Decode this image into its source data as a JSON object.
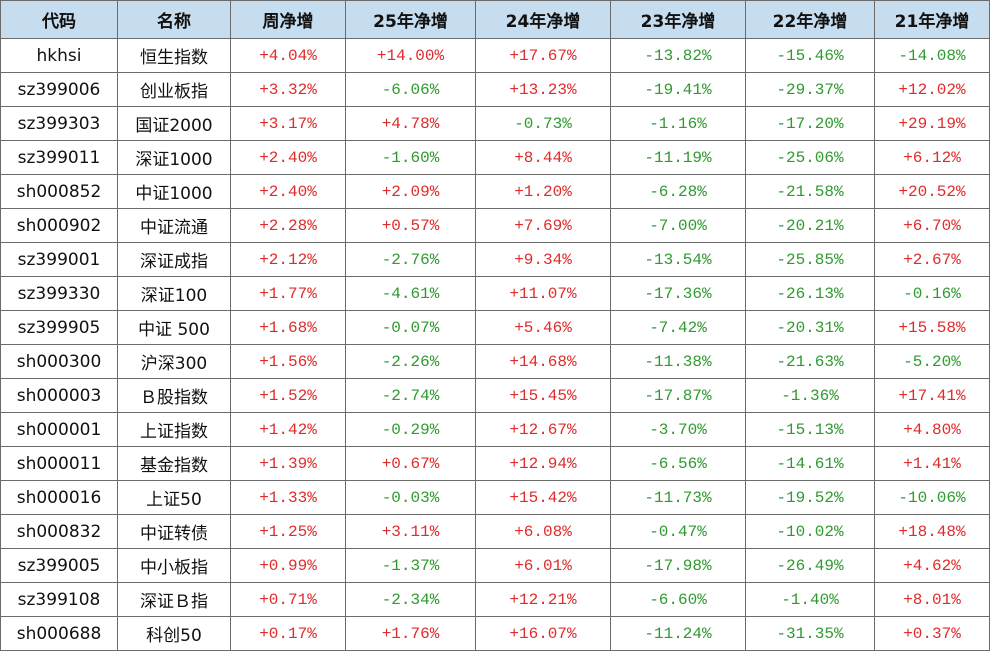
{
  "table": {
    "header": [
      "代码",
      "名称",
      "周净增",
      "25年净增",
      "24年净增",
      "23年净增",
      "22年净增",
      "21年净增"
    ],
    "rows": [
      [
        "hkhsi",
        "恒生指数",
        "+4.04%",
        "+14.00%",
        "+17.67%",
        "-13.82%",
        "-15.46%",
        "-14.08%"
      ],
      [
        "sz399006",
        "创业板指",
        "+3.32%",
        "-6.06%",
        "+13.23%",
        "-19.41%",
        "-29.37%",
        "+12.02%"
      ],
      [
        "sz399303",
        "国证2000",
        "+3.17%",
        "+4.78%",
        "-0.73%",
        "-1.16%",
        "-17.20%",
        "+29.19%"
      ],
      [
        "sz399011",
        "深证1000",
        "+2.40%",
        "-1.60%",
        "+8.44%",
        "-11.19%",
        "-25.06%",
        "+6.12%"
      ],
      [
        "sh000852",
        "中证1000",
        "+2.40%",
        "+2.09%",
        "+1.20%",
        "-6.28%",
        "-21.58%",
        "+20.52%"
      ],
      [
        "sh000902",
        "中证流通",
        "+2.28%",
        "+0.57%",
        "+7.69%",
        "-7.00%",
        "-20.21%",
        "+6.70%"
      ],
      [
        "sz399001",
        "深证成指",
        "+2.12%",
        "-2.76%",
        "+9.34%",
        "-13.54%",
        "-25.85%",
        "+2.67%"
      ],
      [
        "sz399330",
        "深证100",
        "+1.77%",
        "-4.61%",
        "+11.07%",
        "-17.36%",
        "-26.13%",
        "-0.16%"
      ],
      [
        "sz399905",
        "中证 500",
        "+1.68%",
        "-0.07%",
        "+5.46%",
        "-7.42%",
        "-20.31%",
        "+15.58%"
      ],
      [
        "sh000300",
        "沪深300",
        "+1.56%",
        "-2.26%",
        "+14.68%",
        "-11.38%",
        "-21.63%",
        "-5.20%"
      ],
      [
        "sh000003",
        "Ｂ股指数",
        "+1.52%",
        "-2.74%",
        "+15.45%",
        "-17.87%",
        "-1.36%",
        "+17.41%"
      ],
      [
        "sh000001",
        "上证指数",
        "+1.42%",
        "-0.29%",
        "+12.67%",
        "-3.70%",
        "-15.13%",
        "+4.80%"
      ],
      [
        "sh000011",
        "基金指数",
        "+1.39%",
        "+0.67%",
        "+12.94%",
        "-6.56%",
        "-14.61%",
        "+1.41%"
      ],
      [
        "sh000016",
        "上证50",
        "+1.33%",
        "-0.03%",
        "+15.42%",
        "-11.73%",
        "-19.52%",
        "-10.06%"
      ],
      [
        "sh000832",
        "中证转债",
        "+1.25%",
        "+3.11%",
        "+6.08%",
        "-0.47%",
        "-10.02%",
        "+18.48%"
      ],
      [
        "sz399005",
        "中小板指",
        "+0.99%",
        "-1.37%",
        "+6.01%",
        "-17.98%",
        "-26.49%",
        "+4.62%"
      ],
      [
        "sz399108",
        "深证Ｂ指",
        "+0.71%",
        "-2.34%",
        "+12.21%",
        "-6.60%",
        "-1.40%",
        "+8.01%"
      ],
      [
        "sh000688",
        "科创50",
        "+0.17%",
        "+1.76%",
        "+16.07%",
        "-11.24%",
        "-31.35%",
        "+0.37%"
      ]
    ]
  }
}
☆ ☆ ☆ ☆
Return the entries unchanged, save for the pictures, which do not belong in the copy.

*Answer to this task*.
Decode this image into its source data as a JSON object.
{
  "table": {
    "header": [
      "代码",
      "名称",
      "周净增",
      "25年净增",
      "24年净增",
      "23年净增",
      "22年净增",
      "21年净增"
    ],
    "rows": [
      [
        "hkhsi",
        "恒生指数",
        "+4.04%",
        "+14.00%",
        "+17.67%",
        "-13.82%",
        "-15.46%",
        "-14.08%"
      ],
      [
        "sz399006",
        "创业板指",
        "+3.32%",
        "-6.06%",
        "+13.23%",
        "-19.41%",
        "-29.37%",
        "+12.02%"
      ],
      [
        "sz399303",
        "国证2000",
        "+3.17%",
        "+4.78%",
        "-0.73%",
        "-1.16%",
        "-17.20%",
        "+29.19%"
      ],
      [
        "sz399011",
        "深证1000",
        "+2.40%",
        "-1.60%",
        "+8.44%",
        "-11.19%",
        "-25.06%",
        "+6.12%"
      ],
      [
        "sh000852",
        "中证1000",
        "+2.40%",
        "+2.09%",
        "+1.20%",
        "-6.28%",
        "-21.58%",
        "+20.52%"
      ],
      [
        "sh000902",
        "中证流通",
        "+2.28%",
        "+0.57%",
        "+7.69%",
        "-7.00%",
        "-20.21%",
        "+6.70%"
      ],
      [
        "sz399001",
        "深证成指",
        "+2.12%",
        "-2.76%",
        "+9.34%",
        "-13.54%",
        "-25.85%",
        "+2.67%"
      ],
      [
        "sz399330",
        "深证100",
        "+1.77%",
        "-4.61%",
        "+11.07%",
        "-17.36%",
        "-26.13%",
        "-0.16%"
      ],
      [
        "sz399905",
        "中证 500",
        "+1.68%",
        "-0.07%",
        "+5.46%",
        "-7.42%",
        "-20.31%",
        "+15.58%"
      ],
      [
        "sh000300",
        "沪深300",
        "+1.56%",
        "-2.26%",
        "+14.68%",
        "-11.38%",
        "-21.63%",
        "-5.20%"
      ],
      [
        "sh000003",
        "Ｂ股指数",
        "+1.52%",
        "-2.74%",
        "+15.45%",
        "-17.87%",
        "-1.36%",
        "+17.41%"
      ],
      [
        "sh000001",
        "上证指数",
        "+1.42%",
        "-0.29%",
        "+12.67%",
        "-3.70%",
        "-15.13%",
        "+4.80%"
      ],
      [
        "sh000011",
        "基金指数",
        "+1.39%",
        "+0.67%",
        "+12.94%",
        "-6.56%",
        "-14.61%",
        "+1.41%"
      ],
      [
        "sh000016",
        "上证50",
        "+1.33%",
        "-0.03%",
        "+15.42%",
        "-11.73%",
        "-19.52%",
        "-10.06%"
      ],
      [
        "sh000832",
        "中证转债",
        "+1.25%",
        "+3.11%",
        "+6.08%",
        "-0.47%",
        "-10.02%",
        "+18.48%"
      ],
      [
        "sz399005",
        "中小板指",
        "+0.99%",
        "-1.37%",
        "+6.01%",
        "-17.98%",
        "-26.49%",
        "+4.62%"
      ],
      [
        "sz399108",
        "深证Ｂ指",
        "+0.71%",
        "-2.34%",
        "+12.21%",
        "-6.60%",
        "-1.40%",
        "+8.01%"
      ],
      [
        "sh000688",
        "科创50",
        "+0.17%",
        "+1.76%",
        "+16.07%",
        "-11.24%",
        "-31.35%",
        "+0.37%"
      ]
    ]
  }
}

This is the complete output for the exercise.